Problem statement — Here are some records. Copy each one exactly.

◇ ◇ ◇ ◇ ◇

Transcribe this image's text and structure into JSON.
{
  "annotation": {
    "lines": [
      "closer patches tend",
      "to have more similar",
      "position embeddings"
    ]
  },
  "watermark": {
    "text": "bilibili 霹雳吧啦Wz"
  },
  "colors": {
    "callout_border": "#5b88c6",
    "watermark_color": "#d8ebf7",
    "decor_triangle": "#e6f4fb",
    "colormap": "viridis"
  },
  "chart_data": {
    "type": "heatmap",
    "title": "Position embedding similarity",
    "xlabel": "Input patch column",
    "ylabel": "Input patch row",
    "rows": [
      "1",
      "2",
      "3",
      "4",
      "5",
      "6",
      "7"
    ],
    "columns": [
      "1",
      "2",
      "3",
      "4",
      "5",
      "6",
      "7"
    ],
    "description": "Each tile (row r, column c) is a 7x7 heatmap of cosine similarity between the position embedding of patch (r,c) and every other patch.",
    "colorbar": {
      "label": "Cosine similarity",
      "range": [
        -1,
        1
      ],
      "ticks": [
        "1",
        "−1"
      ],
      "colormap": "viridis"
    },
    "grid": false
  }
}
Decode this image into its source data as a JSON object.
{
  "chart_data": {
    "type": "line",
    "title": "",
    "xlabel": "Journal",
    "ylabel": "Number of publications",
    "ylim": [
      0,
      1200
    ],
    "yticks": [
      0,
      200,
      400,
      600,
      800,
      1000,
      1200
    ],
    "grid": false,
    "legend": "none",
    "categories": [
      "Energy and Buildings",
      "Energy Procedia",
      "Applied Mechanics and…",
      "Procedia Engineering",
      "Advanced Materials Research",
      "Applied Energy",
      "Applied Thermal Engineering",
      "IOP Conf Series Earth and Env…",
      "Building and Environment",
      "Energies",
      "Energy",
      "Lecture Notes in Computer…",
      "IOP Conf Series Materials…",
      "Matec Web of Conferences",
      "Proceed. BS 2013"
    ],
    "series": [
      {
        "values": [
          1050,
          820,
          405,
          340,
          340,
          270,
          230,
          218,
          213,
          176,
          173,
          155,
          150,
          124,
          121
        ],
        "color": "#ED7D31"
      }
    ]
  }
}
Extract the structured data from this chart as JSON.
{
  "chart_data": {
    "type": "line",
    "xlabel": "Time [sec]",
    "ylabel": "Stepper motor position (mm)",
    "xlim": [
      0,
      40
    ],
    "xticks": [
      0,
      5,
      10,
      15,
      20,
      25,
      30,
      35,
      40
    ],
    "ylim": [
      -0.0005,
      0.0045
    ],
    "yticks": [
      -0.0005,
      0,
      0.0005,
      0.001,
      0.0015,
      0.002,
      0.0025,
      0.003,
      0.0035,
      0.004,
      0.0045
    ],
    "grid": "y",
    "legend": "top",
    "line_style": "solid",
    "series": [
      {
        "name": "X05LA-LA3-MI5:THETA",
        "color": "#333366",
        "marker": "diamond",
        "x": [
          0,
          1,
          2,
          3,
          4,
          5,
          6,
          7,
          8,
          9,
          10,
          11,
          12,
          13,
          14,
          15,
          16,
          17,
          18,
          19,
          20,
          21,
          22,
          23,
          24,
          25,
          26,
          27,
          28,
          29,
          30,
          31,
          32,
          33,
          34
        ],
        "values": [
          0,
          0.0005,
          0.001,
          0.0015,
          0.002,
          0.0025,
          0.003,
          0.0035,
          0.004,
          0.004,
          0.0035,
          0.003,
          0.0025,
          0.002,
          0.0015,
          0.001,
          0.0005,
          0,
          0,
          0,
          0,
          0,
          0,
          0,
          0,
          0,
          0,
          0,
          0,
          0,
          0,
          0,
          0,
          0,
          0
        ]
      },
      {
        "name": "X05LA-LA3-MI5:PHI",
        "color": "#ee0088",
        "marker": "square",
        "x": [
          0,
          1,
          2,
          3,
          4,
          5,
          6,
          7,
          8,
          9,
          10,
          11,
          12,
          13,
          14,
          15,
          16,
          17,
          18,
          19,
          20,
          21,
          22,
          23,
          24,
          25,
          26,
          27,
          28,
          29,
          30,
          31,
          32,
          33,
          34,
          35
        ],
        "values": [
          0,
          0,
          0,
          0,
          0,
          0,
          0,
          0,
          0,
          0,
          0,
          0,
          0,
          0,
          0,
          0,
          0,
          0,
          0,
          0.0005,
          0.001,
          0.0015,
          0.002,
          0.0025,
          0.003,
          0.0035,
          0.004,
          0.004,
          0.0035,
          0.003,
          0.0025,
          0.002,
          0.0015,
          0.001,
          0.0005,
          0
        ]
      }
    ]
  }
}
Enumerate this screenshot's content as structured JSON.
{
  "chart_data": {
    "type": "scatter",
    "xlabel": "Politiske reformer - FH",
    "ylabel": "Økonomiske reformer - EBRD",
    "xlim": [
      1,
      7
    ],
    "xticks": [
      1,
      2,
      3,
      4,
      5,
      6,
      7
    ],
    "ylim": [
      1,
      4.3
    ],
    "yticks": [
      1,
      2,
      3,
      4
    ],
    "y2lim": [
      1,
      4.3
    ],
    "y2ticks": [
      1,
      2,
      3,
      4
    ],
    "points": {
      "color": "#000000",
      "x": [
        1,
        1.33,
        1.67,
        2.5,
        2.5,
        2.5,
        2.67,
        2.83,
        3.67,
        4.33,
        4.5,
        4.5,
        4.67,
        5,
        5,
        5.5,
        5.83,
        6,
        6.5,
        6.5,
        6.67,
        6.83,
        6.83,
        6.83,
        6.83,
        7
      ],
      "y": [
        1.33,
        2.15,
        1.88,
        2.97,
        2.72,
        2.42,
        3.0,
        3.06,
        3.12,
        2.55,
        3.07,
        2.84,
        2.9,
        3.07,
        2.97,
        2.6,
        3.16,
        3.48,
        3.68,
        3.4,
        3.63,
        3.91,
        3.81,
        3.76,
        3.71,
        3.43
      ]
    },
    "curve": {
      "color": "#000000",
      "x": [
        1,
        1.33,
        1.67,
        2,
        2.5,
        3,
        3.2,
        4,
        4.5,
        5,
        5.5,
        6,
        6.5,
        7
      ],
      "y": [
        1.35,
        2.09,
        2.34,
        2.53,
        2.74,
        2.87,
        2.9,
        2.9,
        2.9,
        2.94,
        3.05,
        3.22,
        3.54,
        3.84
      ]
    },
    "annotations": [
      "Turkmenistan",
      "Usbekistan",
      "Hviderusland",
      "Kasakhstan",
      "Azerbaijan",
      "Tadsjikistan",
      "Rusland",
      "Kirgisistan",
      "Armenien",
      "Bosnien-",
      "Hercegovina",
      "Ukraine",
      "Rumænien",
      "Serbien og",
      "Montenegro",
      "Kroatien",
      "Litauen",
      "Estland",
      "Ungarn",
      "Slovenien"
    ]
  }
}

◇ ◇ ◇ ◇ ◇

Finished exercise —
Transcribe this image's text and structure into JSON.
{
  "annotation": {
    "lines": [
      "closer patches tend",
      "to have more similar",
      "position embeddings"
    ]
  },
  "watermark": {
    "text": "bilibili 霹雳吧啦Wz"
  },
  "colors": {
    "callout_border": "#5b88c6",
    "watermark_color": "#d8ebf7",
    "decor_triangle": "#e6f4fb",
    "colormap": "viridis"
  },
  "chart_data": {
    "type": "heatmap",
    "title": "Position embedding similarity",
    "xlabel": "Input patch column",
    "ylabel": "Input patch row",
    "rows": [
      "1",
      "2",
      "3",
      "4",
      "5",
      "6",
      "7"
    ],
    "columns": [
      "1",
      "2",
      "3",
      "4",
      "5",
      "6",
      "7"
    ],
    "description": "Each tile (row r, column c) is a 7x7 heatmap of cosine similarity between the position embedding of patch (r,c) and every other patch.",
    "colorbar": {
      "label": "Cosine similarity",
      "range": [
        -1,
        1
      ],
      "ticks": [
        "1",
        "−1"
      ],
      "colormap": "viridis"
    },
    "grid": false
  }
}
Decode this image into its source data as a JSON object.
{
  "chart_data": {
    "type": "line",
    "title": "",
    "xlabel": "Journal",
    "ylabel": "Number of publications",
    "ylim": [
      0,
      1200
    ],
    "yticks": [
      0,
      200,
      400,
      600,
      800,
      1000,
      1200
    ],
    "grid": false,
    "legend": "none",
    "categories": [
      "Energy and Buildings",
      "Energy Procedia",
      "Applied Mechanics and…",
      "Procedia Engineering",
      "Advanced Materials Research",
      "Applied Energy",
      "Applied Thermal Engineering",
      "IOP Conf Series Earth and Env…",
      "Building and Environment",
      "Energies",
      "Energy",
      "Lecture Notes in Computer…",
      "IOP Conf Series Materials…",
      "Matec Web of Conferences",
      "Proceed. BS 2013"
    ],
    "series": [
      {
        "values": [
          1050,
          820,
          405,
          340,
          340,
          270,
          230,
          218,
          213,
          176,
          173,
          155,
          150,
          124,
          121
        ],
        "color": "#ED7D31"
      }
    ]
  }
}
Extract the structured data from this chart as JSON.
{
  "chart_data": {
    "type": "line",
    "xlabel": "Time [sec]",
    "ylabel": "Stepper motor position (mm)",
    "xlim": [
      0,
      40
    ],
    "xticks": [
      0,
      5,
      10,
      15,
      20,
      25,
      30,
      35,
      40
    ],
    "ylim": [
      -0.0005,
      0.0045
    ],
    "yticks": [
      -0.0005,
      0,
      0.0005,
      0.001,
      0.0015,
      0.002,
      0.0025,
      0.003,
      0.0035,
      0.004,
      0.0045
    ],
    "grid": "y",
    "legend": "top",
    "line_style": "solid",
    "series": [
      {
        "name": "X05LA-LA3-MI5:THETA",
        "color": "#333366",
        "marker": "diamond",
        "x": [
          0,
          1,
          2,
          3,
          4,
          5,
          6,
          7,
          8,
          9,
          10,
          11,
          12,
          13,
          14,
          15,
          16,
          17,
          18,
          19,
          20,
          21,
          22,
          23,
          24,
          25,
          26,
          27,
          28,
          29,
          30,
          31,
          32,
          33,
          34
        ],
        "values": [
          0,
          0.0005,
          0.001,
          0.0015,
          0.002,
          0.0025,
          0.003,
          0.0035,
          0.004,
          0.004,
          0.0035,
          0.003,
          0.0025,
          0.002,
          0.0015,
          0.001,
          0.0005,
          0,
          0,
          0,
          0,
          0,
          0,
          0,
          0,
          0,
          0,
          0,
          0,
          0,
          0,
          0,
          0,
          0,
          0
        ]
      },
      {
        "name": "X05LA-LA3-MI5:PHI",
        "color": "#ee0088",
        "marker": "square",
        "x": [
          0,
          1,
          2,
          3,
          4,
          5,
          6,
          7,
          8,
          9,
          10,
          11,
          12,
          13,
          14,
          15,
          16,
          17,
          18,
          19,
          20,
          21,
          22,
          23,
          24,
          25,
          26,
          27,
          28,
          29,
          30,
          31,
          32,
          33,
          34,
          35
        ],
        "values": [
          0,
          0,
          0,
          0,
          0,
          0,
          0,
          0,
          0,
          0,
          0,
          0,
          0,
          0,
          0,
          0,
          0,
          0,
          0,
          0.0005,
          0.001,
          0.0015,
          0.002,
          0.0025,
          0.003,
          0.0035,
          0.004,
          0.004,
          0.0035,
          0.003,
          0.0025,
          0.002,
          0.0015,
          0.001,
          0.0005,
          0
        ]
      }
    ]
  }
}
Enumerate this screenshot's content as structured JSON.
{
  "chart_data": {
    "type": "scatter",
    "xlabel": "Politiske reformer - FH",
    "ylabel": "Økonomiske reformer - EBRD",
    "xlim": [
      1,
      7
    ],
    "xticks": [
      1,
      2,
      3,
      4,
      5,
      6,
      7
    ],
    "ylim": [
      1,
      4.3
    ],
    "yticks": [
      1,
      2,
      3,
      4
    ],
    "y2lim": [
      1,
      4.3
    ],
    "y2ticks": [
      1,
      2,
      3,
      4
    ],
    "points": {
      "color": "#000000",
      "x": [
        1,
        1.33,
        1.67,
        2.5,
        2.5,
        2.5,
        2.67,
        2.83,
        3.67,
        4.33,
        4.5,
        4.5,
        4.67,
        5,
        5,
        5.5,
        5.83,
        6,
        6.5,
        6.5,
        6.67,
        6.83,
        6.83,
        6.83,
        6.83,
        7
      ],
      "y": [
        1.33,
        2.15,
        1.88,
        2.97,
        2.72,
        2.42,
        3.0,
        3.06,
        3.12,
        2.55,
        3.07,
        2.84,
        2.9,
        3.07,
        2.97,
        2.6,
        3.16,
        3.48,
        3.68,
        3.4,
        3.63,
        3.91,
        3.81,
        3.76,
        3.71,
        3.43
      ]
    },
    "curve": {
      "color": "#000000",
      "x": [
        1,
        1.33,
        1.67,
        2,
        2.5,
        3,
        3.2,
        4,
        4.5,
        5,
        5.5,
        6,
        6.5,
        7
      ],
      "y": [
        1.35,
        2.09,
        2.34,
        2.53,
        2.74,
        2.87,
        2.9,
        2.9,
        2.9,
        2.94,
        3.05,
        3.22,
        3.54,
        3.84
      ]
    },
    "annotations": [
      "Turkmenistan",
      "Usbekistan",
      "Hviderusland",
      "Kasakhstan",
      "Azerbaijan",
      "Tadsjikistan",
      "Rusland",
      "Kirgisistan",
      "Armenien",
      "Bosnien-",
      "Hercegovina",
      "Ukraine",
      "Rumænien",
      "Serbien og",
      "Montenegro",
      "Kroatien",
      "Litauen",
      "Estland",
      "Ungarn",
      "Slovenien"
    ]
  }
}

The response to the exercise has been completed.